Information shown:
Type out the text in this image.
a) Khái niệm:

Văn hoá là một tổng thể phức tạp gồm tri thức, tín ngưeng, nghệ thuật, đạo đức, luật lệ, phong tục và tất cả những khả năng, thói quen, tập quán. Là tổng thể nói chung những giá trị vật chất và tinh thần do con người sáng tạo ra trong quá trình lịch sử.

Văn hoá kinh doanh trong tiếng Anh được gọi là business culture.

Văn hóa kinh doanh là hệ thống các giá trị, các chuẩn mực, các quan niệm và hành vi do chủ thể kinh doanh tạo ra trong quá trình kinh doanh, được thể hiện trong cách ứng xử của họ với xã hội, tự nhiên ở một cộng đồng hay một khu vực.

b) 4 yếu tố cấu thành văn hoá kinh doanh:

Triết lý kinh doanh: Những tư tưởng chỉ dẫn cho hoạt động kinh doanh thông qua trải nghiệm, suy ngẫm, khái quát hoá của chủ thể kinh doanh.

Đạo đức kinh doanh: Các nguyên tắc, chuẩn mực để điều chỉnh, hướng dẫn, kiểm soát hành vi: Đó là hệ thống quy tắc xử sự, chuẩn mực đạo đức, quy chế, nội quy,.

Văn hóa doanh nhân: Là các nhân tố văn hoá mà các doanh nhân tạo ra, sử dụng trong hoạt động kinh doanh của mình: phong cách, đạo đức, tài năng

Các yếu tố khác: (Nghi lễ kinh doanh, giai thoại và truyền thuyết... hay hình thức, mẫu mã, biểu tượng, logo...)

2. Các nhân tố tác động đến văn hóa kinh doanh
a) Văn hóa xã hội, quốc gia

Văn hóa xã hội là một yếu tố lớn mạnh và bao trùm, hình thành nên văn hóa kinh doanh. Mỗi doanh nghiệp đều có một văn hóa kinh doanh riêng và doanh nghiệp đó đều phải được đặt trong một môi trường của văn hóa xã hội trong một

Work to be completed:
How many lines of the entries above hold the string "thành"? Reply with the number alone.

Result of this exercise:
2